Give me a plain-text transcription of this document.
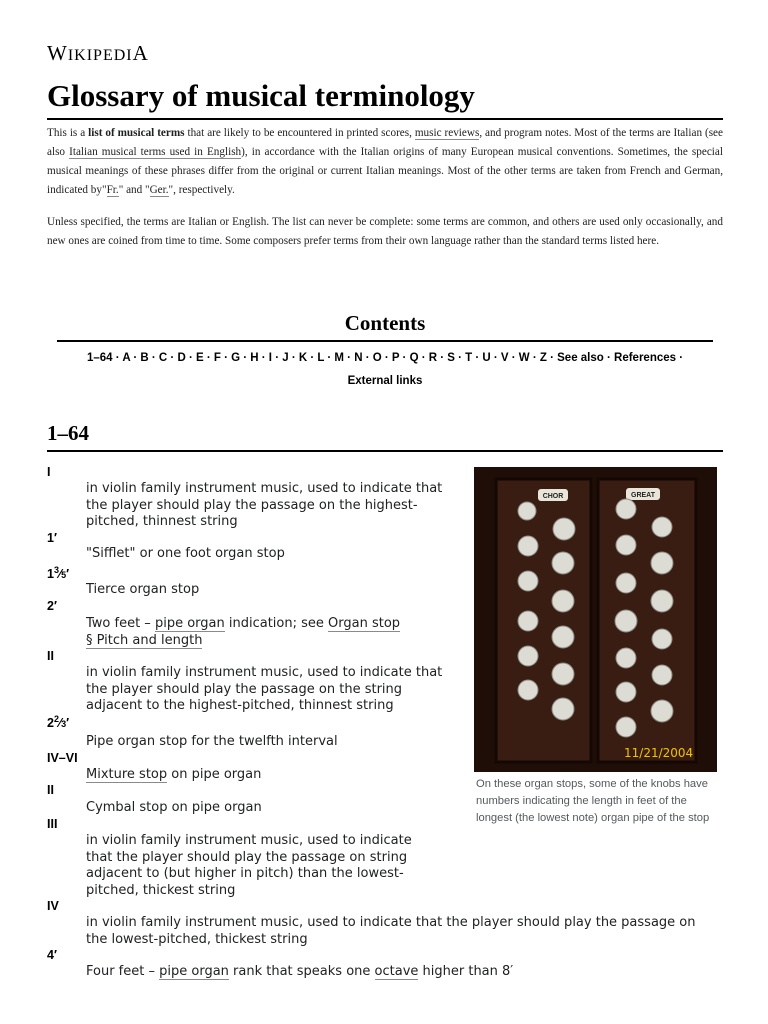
WIKIPEDIA
Glossary of musical terminology

This is a list of musical terms that are likely to be encountered in printed scores, music reviews, and program notes. Most of the terms are Italian (see also Italian musical terms used in English), in accordance with the Italian origins of many European musical conventions. Sometimes, the special musical meanings of these phrases differ from the original or current Italian meanings. Most of the other terms are taken from French and German, indicated by"Fr." and "Ger.", respectively.

Unless specified, the terms are Italian or English. The list can never be complete: some terms are common, and others are used only occasionally, and new ones are coined from time to time. Some composers prefer terms from their own language rather than the standard terms listed here.

Contents
1–64 · A · B · C · D · E · F · G · H · I · J · K · L · M · N · O · P · Q · R · S · T · U · V · W · Z · See also · References ·
External links
1–64
I
in violin family instrument music, used to indicate that the player should play the passage on the highest-pitched, thinnest string
1′
"Sifflet" or one foot organ stop
$1^3⁄5'$
Tierce organ stop
2′
Two feet – pipe organ indication; see Organ stop
§ Pitch and length
II
in violin family instrument music, used to indicate that the player should play the passage on the string adjacent to the highest-pitched, thinnest string
$2^2⁄3'$
Pipe organ stop for the twelfth interval
IV–VI
Mixture stop on pipe organ
II
Cymbal stop on pipe organ
III
in violin family instrument music, used to indicate that the player should play the passage on string adjacent to (but higher in pitch) than the lowest-pitched, thickest string
IV
in violin family instrument music, used to indicate that the player should play the passage on the lowest-pitched, thickest string
4′
Four feet – pipe organ rank that speaks one octave higher than 8′
CHOR	GREAT
11/21/2004
On these organ stops, some of the knobs have numbers indicating the length in feet of the longest (the lowest note) organ pipe of the stop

= Set exercise =
Locate each line with the word "should" and copy it.

= Correct response =
in violin family instrument music, used to indicate that the player should play the passage on the highest-pitched, thinnest string
in violin family instrument music, used to indicate that the player should play the passage on the string adjacent to the highest-pitched, thinnest string
in violin family instrument music, used to indicate that the player should play the passage on string adjacent to (but higher in pitch) than the lowest-pitched, thickest string
in violin family instrument music, used to indicate that the player should play the passage on the lowest-pitched, thickest string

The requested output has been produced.